(Entries from a dataset)
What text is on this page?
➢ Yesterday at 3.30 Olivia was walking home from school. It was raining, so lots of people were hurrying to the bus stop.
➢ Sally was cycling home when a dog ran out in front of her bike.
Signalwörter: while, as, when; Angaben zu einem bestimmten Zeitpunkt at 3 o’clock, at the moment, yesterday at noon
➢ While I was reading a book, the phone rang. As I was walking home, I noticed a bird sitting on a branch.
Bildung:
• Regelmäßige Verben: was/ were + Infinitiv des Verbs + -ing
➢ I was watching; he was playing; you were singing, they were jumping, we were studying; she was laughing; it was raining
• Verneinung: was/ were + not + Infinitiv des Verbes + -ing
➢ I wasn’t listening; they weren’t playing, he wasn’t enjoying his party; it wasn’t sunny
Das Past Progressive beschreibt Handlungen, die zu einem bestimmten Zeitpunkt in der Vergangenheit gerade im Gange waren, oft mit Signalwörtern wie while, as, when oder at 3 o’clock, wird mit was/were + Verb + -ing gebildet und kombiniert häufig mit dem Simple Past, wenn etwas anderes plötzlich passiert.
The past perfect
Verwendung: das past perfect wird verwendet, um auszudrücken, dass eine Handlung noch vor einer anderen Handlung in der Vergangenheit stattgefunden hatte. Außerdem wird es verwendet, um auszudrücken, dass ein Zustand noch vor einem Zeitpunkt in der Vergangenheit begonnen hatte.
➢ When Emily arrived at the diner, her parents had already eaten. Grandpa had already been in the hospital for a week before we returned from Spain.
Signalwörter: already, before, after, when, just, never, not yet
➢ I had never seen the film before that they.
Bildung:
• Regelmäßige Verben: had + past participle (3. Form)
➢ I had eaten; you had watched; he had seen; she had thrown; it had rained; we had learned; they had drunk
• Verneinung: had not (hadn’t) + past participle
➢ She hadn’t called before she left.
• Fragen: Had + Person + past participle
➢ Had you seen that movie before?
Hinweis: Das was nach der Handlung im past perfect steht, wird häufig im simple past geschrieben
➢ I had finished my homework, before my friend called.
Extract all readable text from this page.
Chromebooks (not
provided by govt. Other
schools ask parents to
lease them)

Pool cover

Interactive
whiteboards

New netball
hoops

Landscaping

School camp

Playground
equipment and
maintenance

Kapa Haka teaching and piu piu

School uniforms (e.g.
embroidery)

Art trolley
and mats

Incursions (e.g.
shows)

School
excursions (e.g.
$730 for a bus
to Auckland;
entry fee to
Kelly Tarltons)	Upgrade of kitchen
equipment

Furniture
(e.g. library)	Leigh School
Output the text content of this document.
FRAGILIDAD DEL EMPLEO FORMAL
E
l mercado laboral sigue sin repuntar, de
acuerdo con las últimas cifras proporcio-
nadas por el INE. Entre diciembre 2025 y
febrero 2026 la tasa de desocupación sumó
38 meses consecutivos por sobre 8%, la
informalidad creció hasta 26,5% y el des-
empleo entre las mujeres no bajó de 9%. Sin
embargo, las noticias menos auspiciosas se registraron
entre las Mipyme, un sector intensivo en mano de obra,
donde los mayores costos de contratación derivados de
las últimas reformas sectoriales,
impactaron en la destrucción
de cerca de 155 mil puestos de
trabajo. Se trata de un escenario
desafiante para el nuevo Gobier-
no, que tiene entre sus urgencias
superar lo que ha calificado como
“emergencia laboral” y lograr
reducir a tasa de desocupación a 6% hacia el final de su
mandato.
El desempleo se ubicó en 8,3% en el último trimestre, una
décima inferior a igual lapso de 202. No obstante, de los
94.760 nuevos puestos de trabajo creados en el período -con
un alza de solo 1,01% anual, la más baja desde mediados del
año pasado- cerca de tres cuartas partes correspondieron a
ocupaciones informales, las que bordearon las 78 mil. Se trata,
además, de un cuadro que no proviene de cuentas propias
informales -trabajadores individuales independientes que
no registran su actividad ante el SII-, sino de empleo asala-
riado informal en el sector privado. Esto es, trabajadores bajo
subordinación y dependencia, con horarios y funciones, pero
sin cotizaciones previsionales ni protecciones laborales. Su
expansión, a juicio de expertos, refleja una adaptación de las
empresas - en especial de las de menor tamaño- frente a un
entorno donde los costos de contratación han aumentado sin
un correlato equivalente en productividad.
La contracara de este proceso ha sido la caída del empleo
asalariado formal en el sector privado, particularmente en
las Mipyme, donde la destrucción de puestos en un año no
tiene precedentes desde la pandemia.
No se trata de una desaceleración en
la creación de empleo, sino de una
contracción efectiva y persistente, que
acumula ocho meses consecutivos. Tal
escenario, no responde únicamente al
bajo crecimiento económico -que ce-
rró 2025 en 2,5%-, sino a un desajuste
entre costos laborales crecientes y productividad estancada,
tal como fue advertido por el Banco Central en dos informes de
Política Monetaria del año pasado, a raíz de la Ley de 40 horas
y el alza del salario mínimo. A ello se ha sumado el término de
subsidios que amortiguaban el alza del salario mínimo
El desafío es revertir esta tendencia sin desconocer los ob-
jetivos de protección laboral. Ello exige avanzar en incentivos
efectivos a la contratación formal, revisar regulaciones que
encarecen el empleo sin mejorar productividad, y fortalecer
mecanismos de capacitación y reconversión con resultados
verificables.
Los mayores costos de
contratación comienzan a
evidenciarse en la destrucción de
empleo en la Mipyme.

### SHORT TASK:
Give the material above again, word for word.

### SOLVED EXERCISE:
What text is on this page?
➢ Yesterday at 3.30 Olivia was walking home from school. It was raining, so lots of people were hurrying to the bus stop.
➢ Sally was cycling home when a dog ran out in front of her bike.
Signalwörter: while, as, when; Angaben zu einem bestimmten Zeitpunkt at 3 o’clock, at the moment, yesterday at noon
➢ While I was reading a book, the phone rang. As I was walking home, I noticed a bird sitting on a branch.
Bildung:
• Regelmäßige Verben: was/ were + Infinitiv des Verbs + -ing
➢ I was watching; he was playing; you were singing, they were jumping, we were studying; she was laughing; it was raining
• Verneinung: was/ were + not + Infinitiv des Verbes + -ing
➢ I wasn’t listening; they weren’t playing, he wasn’t enjoying his party; it wasn’t sunny
Das Past Progressive beschreibt Handlungen, die zu einem bestimmten Zeitpunkt in der Vergangenheit gerade im Gange waren, oft mit Signalwörtern wie while, as, when oder at 3 o’clock, wird mit was/were + Verb + -ing gebildet und kombiniert häufig mit dem Simple Past, wenn etwas anderes plötzlich passiert.
The past perfect
Verwendung: das past perfect wird verwendet, um auszudrücken, dass eine Handlung noch vor einer anderen Handlung in der Vergangenheit stattgefunden hatte. Außerdem wird es verwendet, um auszudrücken, dass ein Zustand noch vor einem Zeitpunkt in der Vergangenheit begonnen hatte.
➢ When Emily arrived at the diner, her parents had already eaten. Grandpa had already been in the hospital for a week before we returned from Spain.
Signalwörter: already, before, after, when, just, never, not yet
➢ I had never seen the film before that they.
Bildung:
• Regelmäßige Verben: had + past participle (3. Form)
➢ I had eaten; you had watched; he had seen; she had thrown; it had rained; we had learned; they had drunk
• Verneinung: had not (hadn’t) + past participle
➢ She hadn’t called before she left.
• Fragen: Had + Person + past participle
➢ Had you seen that movie before?
Hinweis: Das was nach der Handlung im past perfect steht, wird häufig im simple past geschrieben
➢ I had finished my homework, before my friend called.
Extract all readable text from this page.
Chromebooks (not
provided by govt. Other
schools ask parents to
lease them)

Pool cover

Interactive
whiteboards

New netball
hoops

Landscaping

School camp

Playground
equipment and
maintenance

Kapa Haka teaching and piu piu

School uniforms (e.g.
embroidery)

Art trolley
and mats

Incursions (e.g.
shows)

School
excursions (e.g.
$730 for a bus
to Auckland;
entry fee to
Kelly Tarltons)	Upgrade of kitchen
equipment

Furniture
(e.g. library)	Leigh School
Output the text content of this document.
FRAGILIDAD DEL EMPLEO FORMAL
E
l mercado laboral sigue sin repuntar, de
acuerdo con las últimas cifras proporcio-
nadas por el INE. Entre diciembre 2025 y
febrero 2026 la tasa de desocupación sumó
38 meses consecutivos por sobre 8%, la
informalidad creció hasta 26,5% y el des-
empleo entre las mujeres no bajó de 9%. Sin
embargo, las noticias menos auspiciosas se registraron
entre las Mipyme, un sector intensivo en mano de obra,
donde los mayores costos de contratación derivados de
las últimas reformas sectoriales,
impactaron en la destrucción
de cerca de 155 mil puestos de
trabajo. Se trata de un escenario
desafiante para el nuevo Gobier-
no, que tiene entre sus urgencias
superar lo que ha calificado como
“emergencia laboral” y lograr
reducir a tasa de desocupación a 6% hacia el final de su
mandato.
El desempleo se ubicó en 8,3% en el último trimestre, una
décima inferior a igual lapso de 202. No obstante, de los
94.760 nuevos puestos de trabajo creados en el período -con
un alza de solo 1,01% anual, la más baja desde mediados del
año pasado- cerca de tres cuartas partes correspondieron a
ocupaciones informales, las que bordearon las 78 mil. Se trata,
además, de un cuadro que no proviene de cuentas propias
informales -trabajadores individuales independientes que
no registran su actividad ante el SII-, sino de empleo asala-
riado informal en el sector privado. Esto es, trabajadores bajo
subordinación y dependencia, con horarios y funciones, pero
sin cotizaciones previsionales ni protecciones laborales. Su
expansión, a juicio de expertos, refleja una adaptación de las
empresas - en especial de las de menor tamaño- frente a un
entorno donde los costos de contratación han aumentado sin
un correlato equivalente en productividad.
La contracara de este proceso ha sido la caída del empleo
asalariado formal en el sector privado, particularmente en
las Mipyme, donde la destrucción de puestos en un año no
tiene precedentes desde la pandemia.
No se trata de una desaceleración en
la creación de empleo, sino de una
contracción efectiva y persistente, que
acumula ocho meses consecutivos. Tal
escenario, no responde únicamente al
bajo crecimiento económico -que ce-
rró 2025 en 2,5%-, sino a un desajuste
entre costos laborales crecientes y productividad estancada,
tal como fue advertido por el Banco Central en dos informes de
Política Monetaria del año pasado, a raíz de la Ley de 40 horas
y el alza del salario mínimo. A ello se ha sumado el término de
subsidios que amortiguaban el alza del salario mínimo
El desafío es revertir esta tendencia sin desconocer los ob-
jetivos de protección laboral. Ello exige avanzar en incentivos
efectivos a la contratación formal, revisar regulaciones que
encarecen el empleo sin mejorar productividad, y fortalecer
mecanismos de capacitación y reconversión con resultados
verificables.
Los mayores costos de
contratación comienzan a
evidenciarse en la destrucción de
empleo en la Mipyme.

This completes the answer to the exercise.